-- START Provided material --

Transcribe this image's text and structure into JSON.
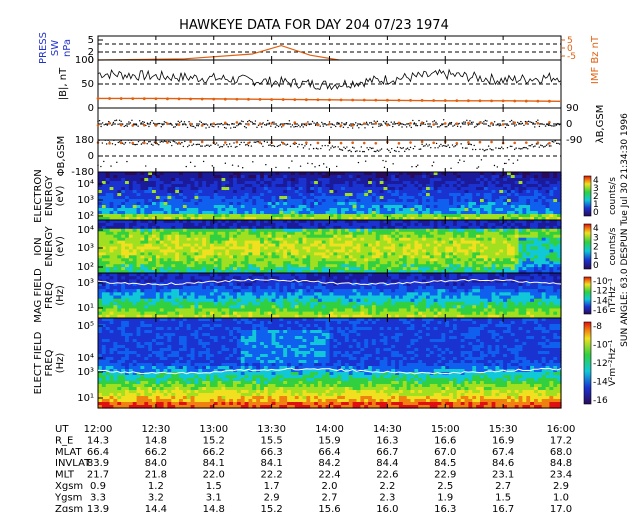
{
  "title": "HAWKEYE DATA FOR DAY 204 07/23 1974",
  "side_text": "SUN ANGLE: 63.0 DESPUN Tue Jul 30 21:34:30 1996",
  "colors": {
    "black_trace": "#000000",
    "orange_trace": "#e06010",
    "blue_label": "#2233cc",
    "dark_background": "#2a0a5a"
  },
  "chart_data": [
    {
      "type": "line",
      "panel": "press-sw",
      "ylabel_left": [
        "PRESS",
        "SW",
        "nPa"
      ],
      "ylabel_right": [
        "IMF Bz nT"
      ],
      "yticks": [
        "5",
        "2",
        "0"
      ],
      "right_ticks": [
        "5",
        "0",
        "-5"
      ],
      "ylim": [
        0,
        6
      ],
      "x": [
        "12:00",
        "12:45",
        "13:20",
        "13:35",
        "13:50",
        "14:05"
      ],
      "series": [
        {
          "name": "",
          "values": [
            0,
            0.3,
            1.5,
            3.6,
            1.2,
            0
          ]
        }
      ]
    },
    {
      "type": "line",
      "panel": "b-magnitude",
      "ylabel_left": [
        "|B|, nT"
      ],
      "yticks": [
        "100",
        "50",
        "0"
      ],
      "ylim": [
        0,
        100
      ],
      "x": [
        "12:00",
        "12:30",
        "13:00",
        "13:30",
        "14:00",
        "14:30",
        "15:00",
        "15:30",
        "16:00"
      ],
      "series": [
        {
          "name": "",
          "values": [
            72,
            66,
            62,
            55,
            48,
            60,
            70,
            58,
            65
          ]
        },
        {
          "name": "",
          "values": [
            20,
            20,
            19,
            18,
            17,
            16,
            15,
            15,
            14
          ]
        }
      ]
    },
    {
      "type": "scatter",
      "panel": "lambda-bgsm",
      "ylabel_right": [
        "λB,GSM"
      ],
      "yticks": [
        "90",
        "0",
        "-90"
      ],
      "ylim": [
        -90,
        90
      ],
      "x": [
        "12:00",
        "12:30",
        "13:00",
        "13:30",
        "14:00",
        "14:30",
        "15:00",
        "15:30",
        "16:00"
      ],
      "series": [
        {
          "name": "",
          "values": [
            5,
            0,
            -5,
            2,
            -3,
            -2,
            4,
            0,
            3
          ]
        }
      ]
    },
    {
      "type": "scatter",
      "panel": "phi-bgsm",
      "ylabel_left": [
        "ΦB,GSM"
      ],
      "yticks": [
        "180",
        "0",
        "-180"
      ],
      "ylim": [
        -180,
        180
      ],
      "x": [
        "12:00",
        "12:30",
        "13:00",
        "13:30",
        "14:00",
        "14:30",
        "15:00",
        "15:30",
        "16:00"
      ],
      "series": [
        {
          "name": "",
          "values": [
            160,
            150,
            120,
            140,
            90,
            60,
            130,
            70,
            150
          ]
        }
      ]
    },
    {
      "type": "heatmap",
      "panel": "electron",
      "ylabel_left": [
        "ELECTRON",
        "ENERGY",
        "(eV)"
      ],
      "yticks": [
        "10⁴",
        "10³",
        "10²"
      ],
      "colorbar_ticks": [
        "4",
        "3",
        "2",
        "1",
        "0"
      ],
      "colorbar_label": "counts/s"
    },
    {
      "type": "heatmap",
      "panel": "ion",
      "ylabel_left": [
        "ION",
        "ENERGY",
        "(eV)"
      ],
      "yticks": [
        "10⁴",
        "10³",
        "10²"
      ],
      "colorbar_ticks": [
        "4",
        "3",
        "2",
        "1",
        "0"
      ],
      "colorbar_label": "counts/s"
    },
    {
      "type": "heatmap",
      "panel": "mag-field",
      "ylabel_left": [
        "MAG FIELD",
        "FREQ",
        "(Hz)"
      ],
      "yticks": [
        "10³",
        "10¹"
      ],
      "colorbar_ticks": [
        "-10",
        "-12",
        "-14",
        "-16"
      ],
      "colorbar_label": "nT²Hz⁻¹"
    },
    {
      "type": "heatmap",
      "panel": "elect-field",
      "ylabel_left": [
        "ELECT FIELD",
        "FREQ",
        "(Hz)"
      ],
      "yticks": [
        "10⁵",
        "10⁴",
        "10³",
        "10¹"
      ],
      "colorbar_ticks": [
        "-8",
        "-10",
        "-12",
        "-14",
        "-16"
      ],
      "colorbar_label": "V²m⁻²Hz⁻¹"
    }
  ],
  "ephemeris": {
    "labels": [
      "UT",
      "R_E",
      "MLAT",
      "INVLAT",
      "MLT",
      "Xgsm",
      "Ygsm",
      "Zgsm"
    ],
    "times": [
      "12:00",
      "12:30",
      "13:00",
      "13:30",
      "14:00",
      "14:30",
      "15:00",
      "15:30",
      "16:00"
    ],
    "rows": [
      [
        "14.3",
        "14.8",
        "15.2",
        "15.5",
        "15.9",
        "16.3",
        "16.6",
        "16.9",
        "17.2"
      ],
      [
        "66.4",
        "66.2",
        "66.2",
        "66.3",
        "66.4",
        "66.7",
        "67.0",
        "67.4",
        "68.0"
      ],
      [
        "83.9",
        "84.0",
        "84.1",
        "84.1",
        "84.2",
        "84.4",
        "84.5",
        "84.6",
        "84.8"
      ],
      [
        "21.7",
        "21.8",
        "22.0",
        "22.2",
        "22.4",
        "22.6",
        "22.9",
        "23.1",
        "23.4"
      ],
      [
        "0.9",
        "1.2",
        "1.5",
        "1.7",
        "2.0",
        "2.2",
        "2.5",
        "2.7",
        "2.9"
      ],
      [
        "3.3",
        "3.2",
        "3.1",
        "2.9",
        "2.7",
        "2.3",
        "1.9",
        "1.5",
        "1.0"
      ],
      [
        "13.9",
        "14.4",
        "14.8",
        "15.2",
        "15.6",
        "16.0",
        "16.3",
        "16.7",
        "17.0"
      ]
    ]
  }
}
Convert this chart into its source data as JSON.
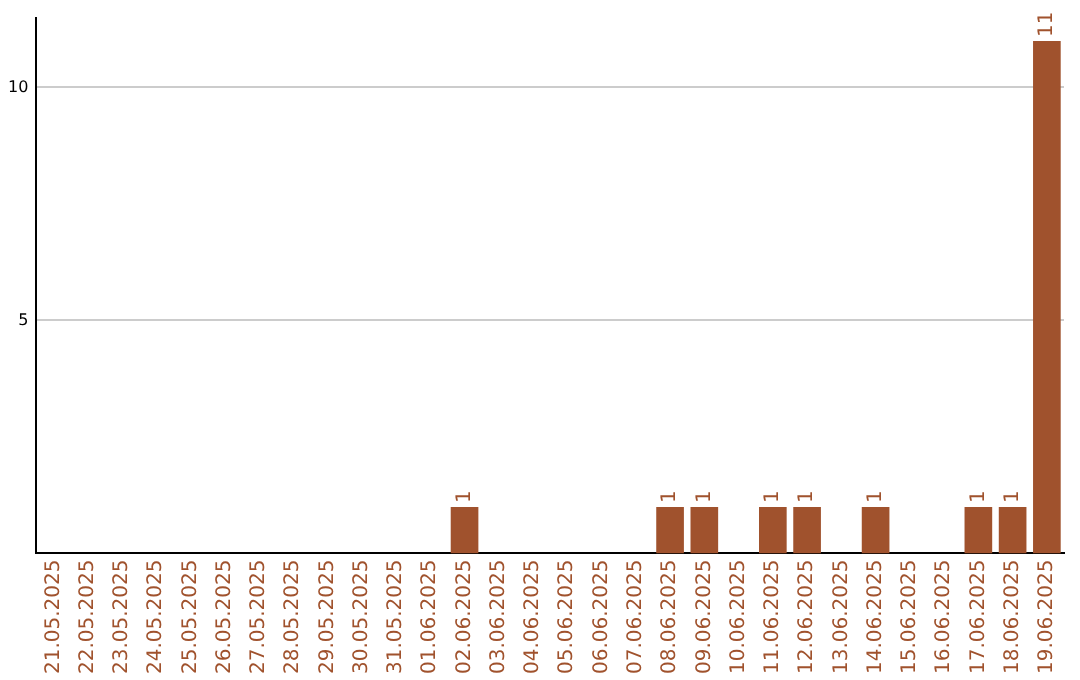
{
  "chart_data": {
    "type": "bar",
    "categories": [
      "21.05.2025",
      "22.05.2025",
      "23.05.2025",
      "24.05.2025",
      "25.05.2025",
      "26.05.2025",
      "27.05.2025",
      "28.05.2025",
      "29.05.2025",
      "30.05.2025",
      "31.05.2025",
      "01.06.2025",
      "02.06.2025",
      "03.06.2025",
      "04.06.2025",
      "05.06.2025",
      "06.06.2025",
      "07.06.2025",
      "08.06.2025",
      "09.06.2025",
      "10.06.2025",
      "11.06.2025",
      "12.06.2025",
      "13.06.2025",
      "14.06.2025",
      "15.06.2025",
      "16.06.2025",
      "17.06.2025",
      "18.06.2025",
      "19.06.2025"
    ],
    "values": [
      null,
      null,
      null,
      null,
      null,
      null,
      null,
      null,
      null,
      null,
      null,
      null,
      1,
      null,
      null,
      null,
      null,
      null,
      1,
      1,
      null,
      1,
      1,
      null,
      1,
      null,
      null,
      1,
      1,
      11
    ],
    "value_labels": [
      null,
      null,
      null,
      null,
      null,
      null,
      null,
      null,
      null,
      null,
      null,
      null,
      "1",
      null,
      null,
      null,
      null,
      null,
      "1",
      "1",
      null,
      "1",
      "1",
      null,
      "1",
      null,
      null,
      "1",
      "1",
      "11"
    ],
    "color": "#a0522d",
    "ylim": [
      0,
      11.5
    ],
    "yticks": [
      5,
      10
    ],
    "grid": "y",
    "legend": false
  }
}
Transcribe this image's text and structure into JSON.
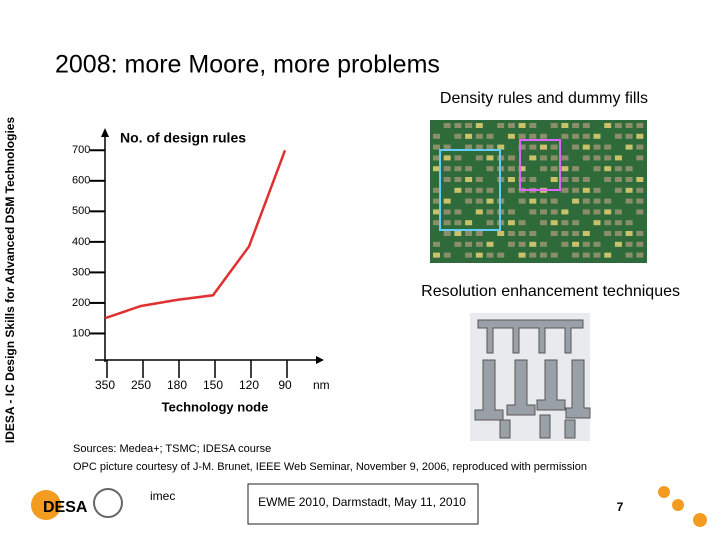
{
  "slide": {
    "title": "2008: more Moore, more problems",
    "side_text": "IDESA - IC Design Skills for Advanced DSM Technologies",
    "density_caption": "Density rules and dummy fills",
    "ret_caption": "Resolution enhancement techniques",
    "sources": [
      "Sources: Medea+; TSMC; IDESA course",
      "OPC picture courtesy of J-M. Brunet, IEEE Web Seminar, November 9, 2006, reproduced with permission"
    ],
    "footer": "EWME 2010, Darmstadt, May 11, 2010",
    "page": "7",
    "logos": [
      "DESA",
      "imec"
    ]
  },
  "chart_data": {
    "type": "line",
    "y_label": "No. of design rules",
    "x_label": "Technology node",
    "x_unit": "nm",
    "categories": [
      "350",
      "250",
      "180",
      "150",
      "120",
      "90"
    ],
    "values": [
      150,
      190,
      210,
      225,
      385,
      700
    ],
    "color": "#e03030",
    "ylim": [
      0,
      750
    ],
    "yticks": [
      100,
      200,
      300,
      400,
      500,
      600,
      700
    ]
  }
}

-- END Provided material --

Short exercise: Each line in the material either holds the string "IDESA" or does not. State how many do, and nothing else.

Correct response: 2